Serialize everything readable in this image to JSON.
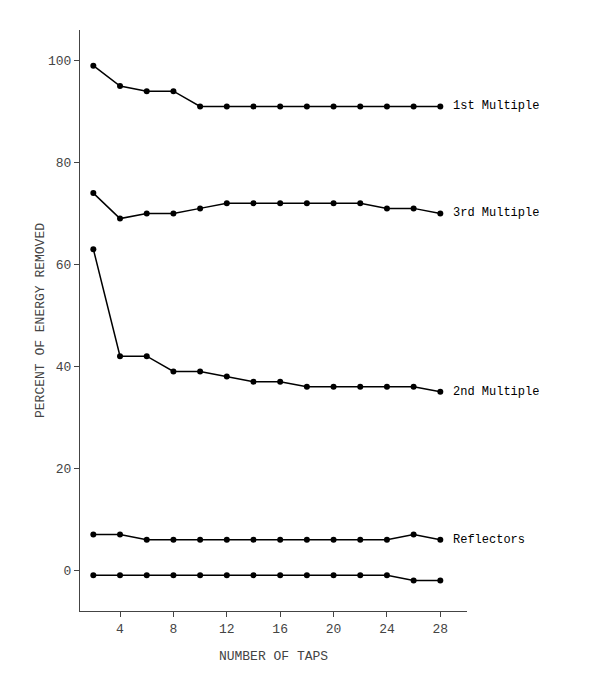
{
  "chart_data": {
    "type": "line",
    "x_label": "NUMBER OF TAPS",
    "y_label": "PERCENT OF ENERGY REMOVED",
    "x": [
      2,
      4,
      6,
      8,
      10,
      12,
      14,
      16,
      18,
      20,
      22,
      24,
      26,
      28
    ],
    "series": [
      {
        "name": "1st Multiple",
        "color": "#000000",
        "marker": "circle",
        "values": [
          99,
          95,
          94,
          94,
          91,
          91,
          91,
          91,
          91,
          91,
          91,
          91,
          91,
          91
        ]
      },
      {
        "name": "3rd Multiple",
        "color": "#000000",
        "marker": "circle",
        "values": [
          74,
          69,
          70,
          70,
          71,
          72,
          72,
          72,
          72,
          72,
          72,
          71,
          71,
          70
        ]
      },
      {
        "name": "2nd Multiple",
        "color": "#000000",
        "marker": "circle",
        "values": [
          63,
          42,
          42,
          39,
          39,
          38,
          37,
          37,
          36,
          36,
          36,
          36,
          36,
          35
        ]
      },
      {
        "name": "Reflectors",
        "color": "#000000",
        "marker": "circle",
        "values": [
          7,
          7,
          6,
          6,
          6,
          6,
          6,
          6,
          6,
          6,
          6,
          6,
          7,
          6
        ]
      },
      {
        "color": "#000000",
        "marker": "circle",
        "values": [
          -1,
          -1,
          -1,
          -1,
          -1,
          -1,
          -1,
          -1,
          -1,
          -1,
          -1,
          -1,
          -2,
          -2
        ]
      }
    ],
    "annotations": [
      {
        "text": "1st Multiple",
        "x": 28.8,
        "y": 91
      },
      {
        "text": "3rd Multiple",
        "x": 28.8,
        "y": 70
      },
      {
        "text": "2nd Multiple",
        "x": 28.8,
        "y": 35
      },
      {
        "text": "Reflectors",
        "x": 28.8,
        "y": 6
      }
    ],
    "xlim": [
      1,
      30
    ],
    "ylim": [
      -8,
      106
    ],
    "xticks": [
      4,
      8,
      12,
      16,
      20,
      24,
      28
    ],
    "yticks": [
      0,
      20,
      40,
      60,
      80,
      100
    ],
    "grid": false
  }
}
::::::
DESCRIPTION OF THE TASK: Quote the preceding listing precisely and completely, omitting its images.

RESPONSE:
Serialize everything readable in this image to JSON.
{
  "chart_data": {
    "type": "line",
    "x_label": "NUMBER OF TAPS",
    "y_label": "PERCENT OF ENERGY REMOVED",
    "x": [
      2,
      4,
      6,
      8,
      10,
      12,
      14,
      16,
      18,
      20,
      22,
      24,
      26,
      28
    ],
    "series": [
      {
        "name": "1st Multiple",
        "color": "#000000",
        "marker": "circle",
        "values": [
          99,
          95,
          94,
          94,
          91,
          91,
          91,
          91,
          91,
          91,
          91,
          91,
          91,
          91
        ]
      },
      {
        "name": "3rd Multiple",
        "color": "#000000",
        "marker": "circle",
        "values": [
          74,
          69,
          70,
          70,
          71,
          72,
          72,
          72,
          72,
          72,
          72,
          71,
          71,
          70
        ]
      },
      {
        "name": "2nd Multiple",
        "color": "#000000",
        "marker": "circle",
        "values": [
          63,
          42,
          42,
          39,
          39,
          38,
          37,
          37,
          36,
          36,
          36,
          36,
          36,
          35
        ]
      },
      {
        "name": "Reflectors",
        "color": "#000000",
        "marker": "circle",
        "values": [
          7,
          7,
          6,
          6,
          6,
          6,
          6,
          6,
          6,
          6,
          6,
          6,
          7,
          6
        ]
      },
      {
        "color": "#000000",
        "marker": "circle",
        "values": [
          -1,
          -1,
          -1,
          -1,
          -1,
          -1,
          -1,
          -1,
          -1,
          -1,
          -1,
          -1,
          -2,
          -2
        ]
      }
    ],
    "annotations": [
      {
        "text": "1st Multiple",
        "x": 28.8,
        "y": 91
      },
      {
        "text": "3rd Multiple",
        "x": 28.8,
        "y": 70
      },
      {
        "text": "2nd Multiple",
        "x": 28.8,
        "y": 35
      },
      {
        "text": "Reflectors",
        "x": 28.8,
        "y": 6
      }
    ],
    "xlim": [
      1,
      30
    ],
    "ylim": [
      -8,
      106
    ],
    "xticks": [
      4,
      8,
      12,
      16,
      20,
      24,
      28
    ],
    "yticks": [
      0,
      20,
      40,
      60,
      80,
      100
    ],
    "grid": false
  }
}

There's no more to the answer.